__Exercise prompt__: Omit the pictures, then reproduce every remaining record exactly.

* * * *

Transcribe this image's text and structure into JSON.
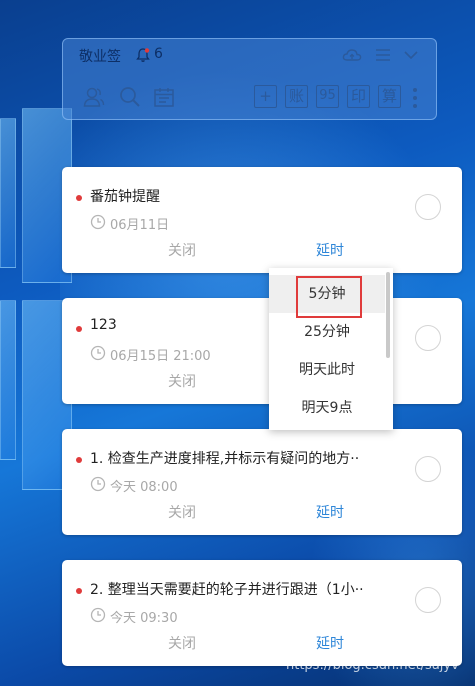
{
  "app": {
    "title": "敬业签",
    "notification_count": "6"
  },
  "toolbar": {
    "box_buttons": [
      "+",
      "账",
      "95",
      "印",
      "算"
    ]
  },
  "cards": [
    {
      "title": "番茄钟提醒",
      "time": "06月11日",
      "close_label": "关闭",
      "delay_label": "延时"
    },
    {
      "title": "123",
      "time": "06月15日  21:00",
      "close_label": "关闭"
    },
    {
      "title": "1.  检查生产进度排程,并标示有疑问的地方··",
      "time": "今天  08:00",
      "close_label": "关闭",
      "delay_label": "延时"
    },
    {
      "title": "2.  整理当天需要赶的轮子并进行跟进（1小··",
      "time": "今天  09:30",
      "close_label": "关闭",
      "delay_label": "延时"
    }
  ],
  "delay_menu": {
    "options": [
      "5分钟",
      "25分钟",
      "明天此时",
      "明天9点"
    ],
    "selected": "5分钟"
  },
  "watermark": "https://blog.csdn.net/sajyv",
  "colors": {
    "accent_blue": "#2e86d8",
    "reminder_dot": "#e03b3b",
    "muted_text": "#a8a8a8",
    "selection_border": "#e03b3b"
  },
  "icons": {
    "notification": "bell-icon",
    "cloud": "cloud-icon",
    "menu": "hamburger-menu-icon",
    "collapse": "chevron-down-icon",
    "contacts": "contacts-icon",
    "search": "search-icon",
    "calendar": "calendar-icon",
    "more": "more-vertical-icon",
    "clock": "clock-icon"
  }
}
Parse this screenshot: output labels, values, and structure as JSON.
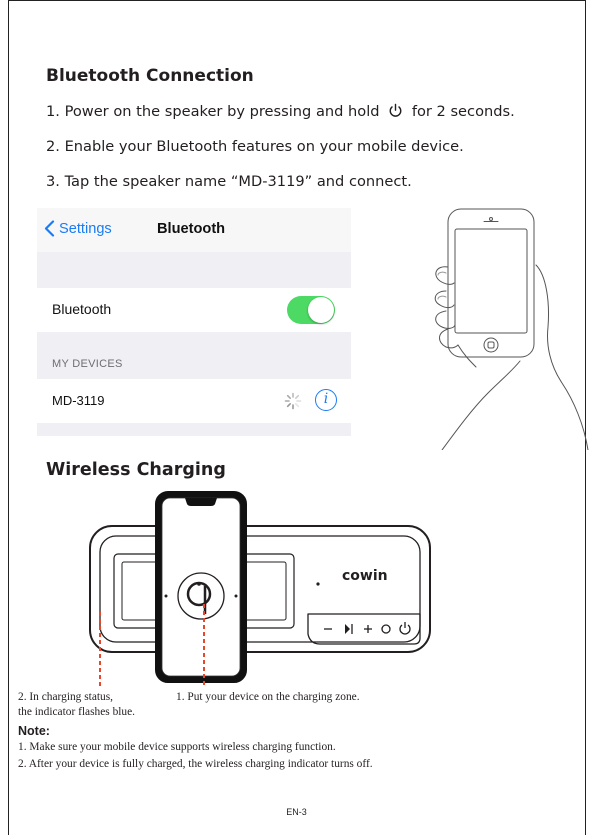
{
  "bluetooth": {
    "title": "Bluetooth Connection",
    "step1_before": "1. Power on the speaker by pressing and hold",
    "step1_after": "for 2 seconds.",
    "step2": "2. Enable your Bluetooth features on your mobile device.",
    "step3": "3. Tap the speaker name “MD-3119” and connect."
  },
  "ios_screen": {
    "back_label": "Settings",
    "nav_title": "Bluetooth",
    "bluetooth_row_label": "Bluetooth",
    "bluetooth_toggle_on": true,
    "section_header": "MY DEVICES",
    "device_name": "MD-3119",
    "info_glyph": "i",
    "colors": {
      "accent": "#1a7cf5",
      "toggle_on": "#4cd964",
      "background": "#efeff4"
    }
  },
  "wireless": {
    "title": "Wireless Charging",
    "speaker_brand": "cowin",
    "caption_left_line1": "2. In charging status,",
    "caption_left_line2": "the indicator flashes blue.",
    "caption_right": "1. Put your device on the charging zone.",
    "indicator_color": "#e8472b"
  },
  "note": {
    "title": "Note:",
    "line1": "1. Make sure your mobile device supports wireless charging function.",
    "line2": "2. After your device is fully charged, the wireless charging indicator turns off."
  },
  "page_number": "EN-3"
}
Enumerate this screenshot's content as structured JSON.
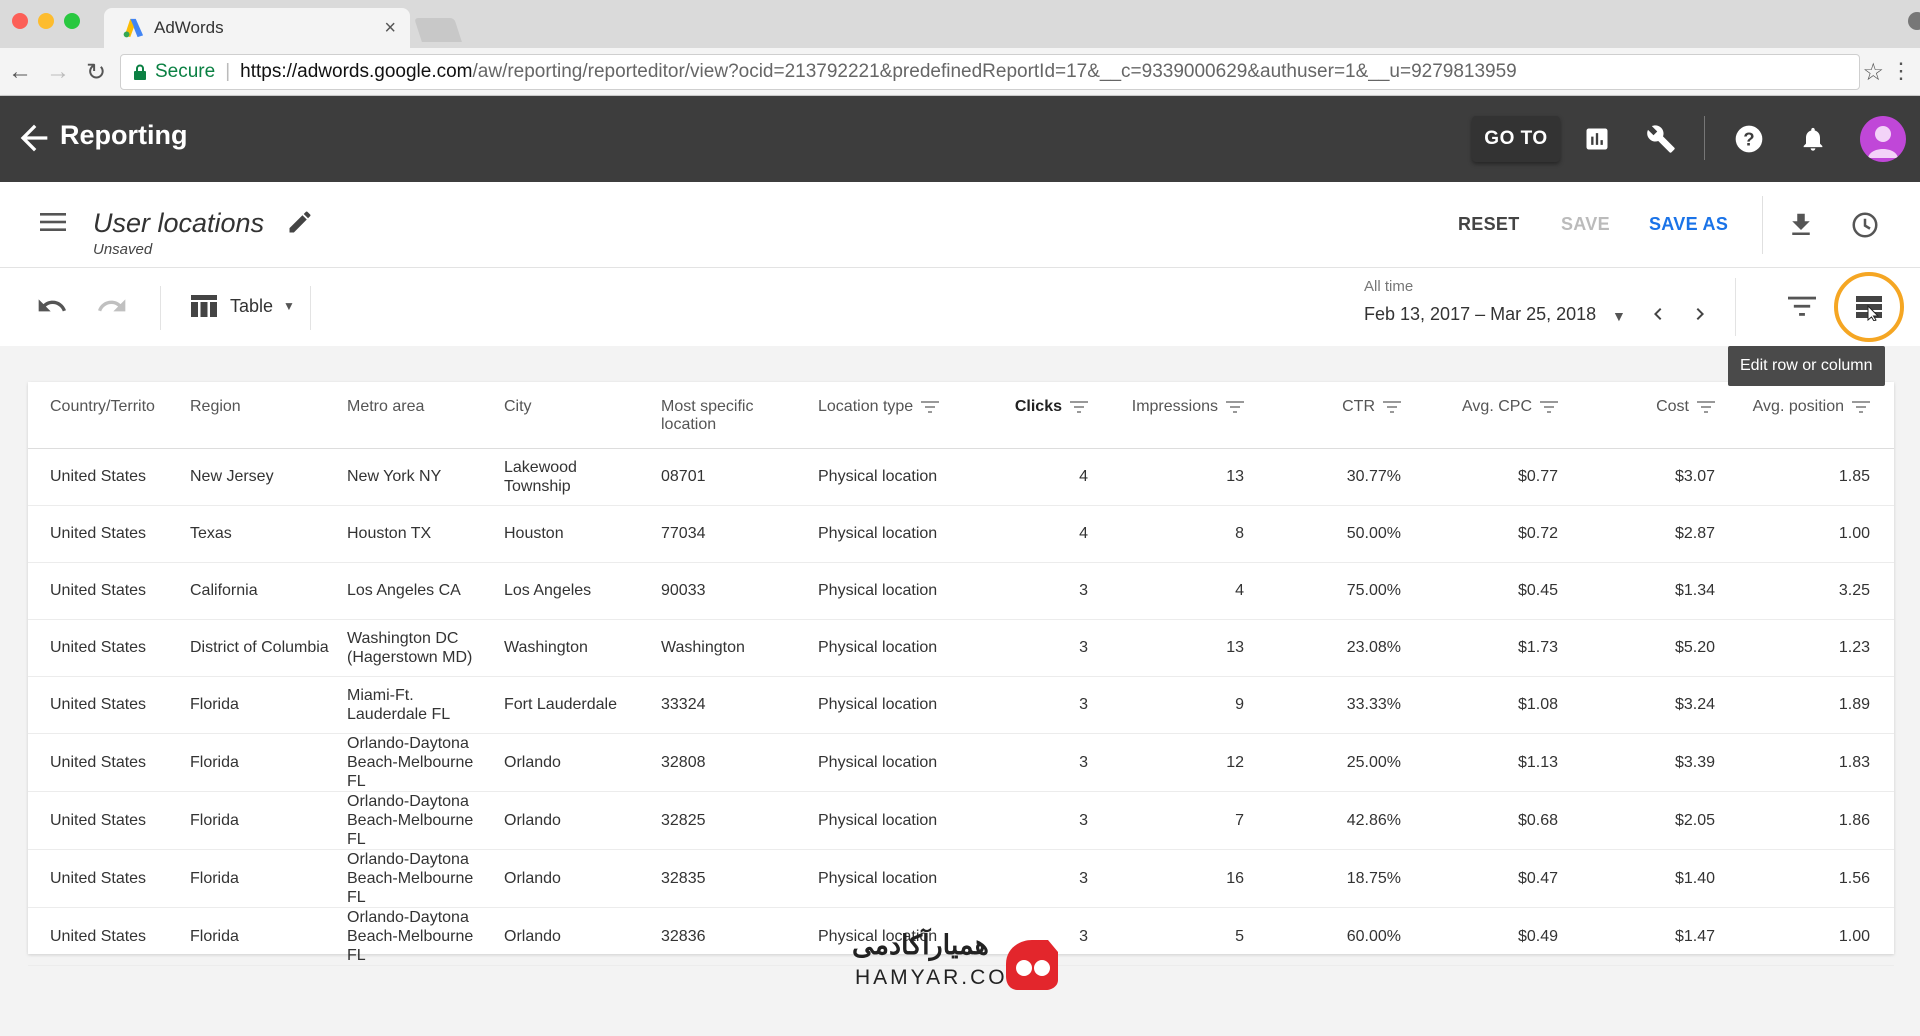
{
  "browser": {
    "tab_title": "AdWords",
    "tab_close": "×",
    "secure_label": "Secure",
    "url_host": "https://adwords.google.com",
    "url_path": "/aw/reporting/reporteditor/view?ocid=213792221&predefinedReportId=17&__c=9339000629&authuser=1&__u=9279813959"
  },
  "app": {
    "title": "Reporting",
    "goto_label": "GO TO"
  },
  "report": {
    "name": "User locations",
    "status": "Unsaved",
    "reset_label": "RESET",
    "save_label": "SAVE",
    "save_as_label": "SAVE AS"
  },
  "toolbar": {
    "view_label": "Table",
    "date_label": "All time",
    "date_range": "Feb 13, 2017 – Mar 25, 2018",
    "tooltip": "Edit row or column"
  },
  "colors": {
    "accent": "#1a73e8",
    "appbar": "#3d3d3d",
    "highlight_ring": "#f5a623",
    "avatar": "#c047d8"
  },
  "table": {
    "columns": [
      "Country/Territo",
      "Region",
      "Metro area",
      "City",
      "Most specific location",
      "Location type",
      "Clicks",
      "Impressions",
      "CTR",
      "Avg. CPC",
      "Cost",
      "Avg. position"
    ],
    "rows": [
      [
        "United States",
        "New Jersey",
        "New York NY",
        "Lakewood Township",
        "08701",
        "Physical location",
        "4",
        "13",
        "30.77%",
        "$0.77",
        "$3.07",
        "1.85"
      ],
      [
        "United States",
        "Texas",
        "Houston TX",
        "Houston",
        "77034",
        "Physical location",
        "4",
        "8",
        "50.00%",
        "$0.72",
        "$2.87",
        "1.00"
      ],
      [
        "United States",
        "California",
        "Los Angeles CA",
        "Los Angeles",
        "90033",
        "Physical location",
        "3",
        "4",
        "75.00%",
        "$0.45",
        "$1.34",
        "3.25"
      ],
      [
        "United States",
        "District of Columbia",
        "Washington DC (Hagerstown MD)",
        "Washington",
        "Washington",
        "Physical location",
        "3",
        "13",
        "23.08%",
        "$1.73",
        "$5.20",
        "1.23"
      ],
      [
        "United States",
        "Florida",
        "Miami-Ft. Lauderdale FL",
        "Fort Lauderdale",
        "33324",
        "Physical location",
        "3",
        "9",
        "33.33%",
        "$1.08",
        "$3.24",
        "1.89"
      ],
      [
        "United States",
        "Florida",
        "Orlando-Daytona Beach-Melbourne FL",
        "Orlando",
        "32808",
        "Physical location",
        "3",
        "12",
        "25.00%",
        "$1.13",
        "$3.39",
        "1.83"
      ],
      [
        "United States",
        "Florida",
        "Orlando-Daytona Beach-Melbourne FL",
        "Orlando",
        "32825",
        "Physical location",
        "3",
        "7",
        "42.86%",
        "$0.68",
        "$2.05",
        "1.86"
      ],
      [
        "United States",
        "Florida",
        "Orlando-Daytona Beach-Melbourne FL",
        "Orlando",
        "32835",
        "Physical location",
        "3",
        "16",
        "18.75%",
        "$0.47",
        "$1.40",
        "1.56"
      ],
      [
        "United States",
        "Florida",
        "Orlando-Daytona Beach-Melbourne FL",
        "Orlando",
        "32836",
        "Physical location",
        "3",
        "5",
        "60.00%",
        "$0.49",
        "$1.47",
        "1.00"
      ]
    ]
  },
  "watermark": {
    "persian": "همیارآکادمی",
    "latin": "HAMYAR.CO"
  }
}
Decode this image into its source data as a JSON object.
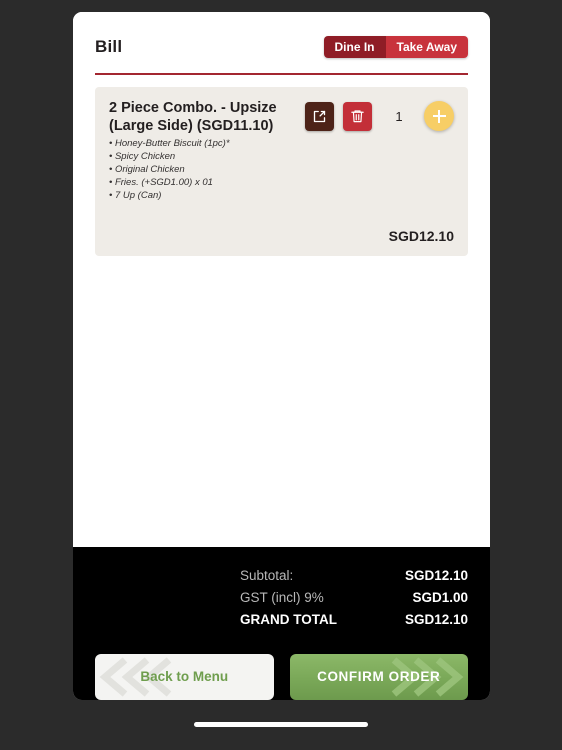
{
  "header": {
    "title": "Bill",
    "order_types": [
      {
        "label": "Dine In",
        "state": "inactive"
      },
      {
        "label": "Take Away",
        "state": "active"
      }
    ],
    "accent_color": "#a32630"
  },
  "items": [
    {
      "name": "2 Piece Combo. - Upsize (Large Side) (SGD11.10)",
      "options": [
        "Honey-Butter Biscuit (1pc)*",
        "Spicy Chicken",
        "Original Chicken",
        "Fries. (+SGD1.00) x 01",
        "7 Up (Can)"
      ],
      "quantity": "1",
      "price": "SGD12.10",
      "edit_icon": "edit-square-icon",
      "delete_icon": "trash-icon",
      "add_icon": "plus-icon"
    }
  ],
  "totals": {
    "subtotal_label": "Subtotal:",
    "subtotal_value": "SGD12.10",
    "gst_label": "GST (incl) 9%",
    "gst_value": "SGD1.00",
    "grand_label": "GRAND TOTAL",
    "grand_value": "SGD12.10"
  },
  "actions": {
    "back_label": "Back to Menu",
    "back_icon": "chevron-left-icon",
    "confirm_label": "CONFIRM ORDER",
    "confirm_icon": "chevron-right-icon",
    "back_color": "#6f9e4e",
    "confirm_color": "#7aa858"
  }
}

* * * *

__Written response__:
Transcribe this image's text and structure into JSON.
{
  "app": {
    "title": "敬业签",
    "notification_count": "6"
  },
  "toolbar": {
    "box_buttons": [
      "+",
      "账",
      "95",
      "印",
      "算"
    ]
  },
  "cards": [
    {
      "title": "番茄钟提醒",
      "time": "06月11日",
      "close_label": "关闭",
      "delay_label": "延时"
    },
    {
      "title": "123",
      "time": "06月15日  21:00",
      "close_label": "关闭"
    },
    {
      "title": "1.  检查生产进度排程,并标示有疑问的地方··",
      "time": "今天  08:00",
      "close_label": "关闭",
      "delay_label": "延时"
    },
    {
      "title": "2.  整理当天需要赶的轮子并进行跟进（1小··",
      "time": "今天  09:30",
      "close_label": "关闭",
      "delay_label": "延时"
    }
  ],
  "delay_menu": {
    "options": [
      "5分钟",
      "25分钟",
      "明天此时",
      "明天9点"
    ],
    "selected": "5分钟"
  },
  "watermark": "https://blog.csdn.net/sajyv",
  "colors": {
    "accent_blue": "#2e86d8",
    "reminder_dot": "#e03b3b",
    "muted_text": "#a8a8a8",
    "selection_border": "#e03b3b"
  },
  "icons": {
    "notification": "bell-icon",
    "cloud": "cloud-icon",
    "menu": "hamburger-menu-icon",
    "collapse": "chevron-down-icon",
    "contacts": "contacts-icon",
    "search": "search-icon",
    "calendar": "calendar-icon",
    "more": "more-vertical-icon",
    "clock": "clock-icon"
  }
}
Parse this screenshot: output labels, values, and structure as JSON.
{
  "bluetooth": {
    "title": "Bluetooth Connection",
    "step1_before": "1. Power on the speaker by pressing and hold",
    "step1_after": "for 2 seconds.",
    "step2": "2. Enable your Bluetooth features on your mobile device.",
    "step3": "3. Tap the speaker name “MD-3119” and connect."
  },
  "ios_screen": {
    "back_label": "Settings",
    "nav_title": "Bluetooth",
    "bluetooth_row_label": "Bluetooth",
    "bluetooth_toggle_on": true,
    "section_header": "MY DEVICES",
    "device_name": "MD-3119",
    "info_glyph": "i",
    "colors": {
      "accent": "#1a7cf5",
      "toggle_on": "#4cd964",
      "background": "#efeff4"
    }
  },
  "wireless": {
    "title": "Wireless Charging",
    "speaker_brand": "cowin",
    "caption_left_line1": "2. In charging status,",
    "caption_left_line2": "the indicator flashes blue.",
    "caption_right": "1. Put your device on the charging zone.",
    "indicator_color": "#e8472b"
  },
  "note": {
    "title": "Note:",
    "line1": "1. Make sure your mobile device supports wireless charging function.",
    "line2": "2. After your device is fully charged, the wireless charging indicator turns off."
  },
  "page_number": "EN-3"
}
Enumerate this screenshot's content as structured JSON.
{
  "browser": {
    "tab_title": "AdWords",
    "tab_close": "×",
    "secure_label": "Secure",
    "url_host": "https://adwords.google.com",
    "url_path": "/aw/reporting/reporteditor/view?ocid=213792221&predefinedReportId=17&__c=9339000629&authuser=1&__u=9279813959"
  },
  "app": {
    "title": "Reporting",
    "goto_label": "GO TO"
  },
  "report": {
    "name": "User locations",
    "status": "Unsaved",
    "reset_label": "RESET",
    "save_label": "SAVE",
    "save_as_label": "SAVE AS"
  },
  "toolbar": {
    "view_label": "Table",
    "date_label": "All time",
    "date_range": "Feb 13, 2017 – Mar 25, 2018",
    "tooltip": "Edit row or column"
  },
  "colors": {
    "accent": "#1a73e8",
    "appbar": "#3d3d3d",
    "highlight_ring": "#f5a623",
    "avatar": "#c047d8"
  },
  "table": {
    "columns": [
      "Country/Territo",
      "Region",
      "Metro area",
      "City",
      "Most specific location",
      "Location type",
      "Clicks",
      "Impressions",
      "CTR",
      "Avg. CPC",
      "Cost",
      "Avg. position"
    ],
    "rows": [
      [
        "United States",
        "New Jersey",
        "New York NY",
        "Lakewood Township",
        "08701",
        "Physical location",
        "4",
        "13",
        "30.77%",
        "$0.77",
        "$3.07",
        "1.85"
      ],
      [
        "United States",
        "Texas",
        "Houston TX",
        "Houston",
        "77034",
        "Physical location",
        "4",
        "8",
        "50.00%",
        "$0.72",
        "$2.87",
        "1.00"
      ],
      [
        "United States",
        "California",
        "Los Angeles CA",
        "Los Angeles",
        "90033",
        "Physical location",
        "3",
        "4",
        "75.00%",
        "$0.45",
        "$1.34",
        "3.25"
      ],
      [
        "United States",
        "District of Columbia",
        "Washington DC (Hagerstown MD)",
        "Washington",
        "Washington",
        "Physical location",
        "3",
        "13",
        "23.08%",
        "$1.73",
        "$5.20",
        "1.23"
      ],
      [
        "United States",
        "Florida",
        "Miami-Ft. Lauderdale FL",
        "Fort Lauderdale",
        "33324",
        "Physical location",
        "3",
        "9",
        "33.33%",
        "$1.08",
        "$3.24",
        "1.89"
      ],
      [
        "United States",
        "Florida",
        "Orlando-Daytona Beach-Melbourne FL",
        "Orlando",
        "32808",
        "Physical location",
        "3",
        "12",
        "25.00%",
        "$1.13",
        "$3.39",
        "1.83"
      ],
      [
        "United States",
        "Florida",
        "Orlando-Daytona Beach-Melbourne FL",
        "Orlando",
        "32825",
        "Physical location",
        "3",
        "7",
        "42.86%",
        "$0.68",
        "$2.05",
        "1.86"
      ],
      [
        "United States",
        "Florida",
        "Orlando-Daytona Beach-Melbourne FL",
        "Orlando",
        "32835",
        "Physical location",
        "3",
        "16",
        "18.75%",
        "$0.47",
        "$1.40",
        "1.56"
      ],
      [
        "United States",
        "Florida",
        "Orlando-Daytona Beach-Melbourne FL",
        "Orlando",
        "32836",
        "Physical location",
        "3",
        "5",
        "60.00%",
        "$0.49",
        "$1.47",
        "1.00"
      ]
    ]
  },
  "watermark": {
    "persian": "همیارآکادمی",
    "latin": "HAMYAR.CO"
  }
}
Decode this image into its source data as a JSON object.
{
  "header": {
    "title": "Bill",
    "order_types": [
      {
        "label": "Dine In",
        "state": "inactive"
      },
      {
        "label": "Take Away",
        "state": "active"
      }
    ],
    "accent_color": "#a32630"
  },
  "items": [
    {
      "name": "2 Piece Combo. - Upsize (Large Side) (SGD11.10)",
      "options": [
        "Honey-Butter Biscuit (1pc)*",
        "Spicy Chicken",
        "Original Chicken",
        "Fries. (+SGD1.00) x 01",
        "7 Up (Can)"
      ],
      "quantity": "1",
      "price": "SGD12.10",
      "edit_icon": "edit-square-icon",
      "delete_icon": "trash-icon",
      "add_icon": "plus-icon"
    }
  ],
  "totals": {
    "subtotal_label": "Subtotal:",
    "subtotal_value": "SGD12.10",
    "gst_label": "GST (incl) 9%",
    "gst_value": "SGD1.00",
    "grand_label": "GRAND TOTAL",
    "grand_value": "SGD12.10"
  },
  "actions": {
    "back_label": "Back to Menu",
    "back_icon": "chevron-left-icon",
    "confirm_label": "CONFIRM ORDER",
    "confirm_icon": "chevron-right-icon",
    "back_color": "#6f9e4e",
    "confirm_color": "#7aa858"
  }
}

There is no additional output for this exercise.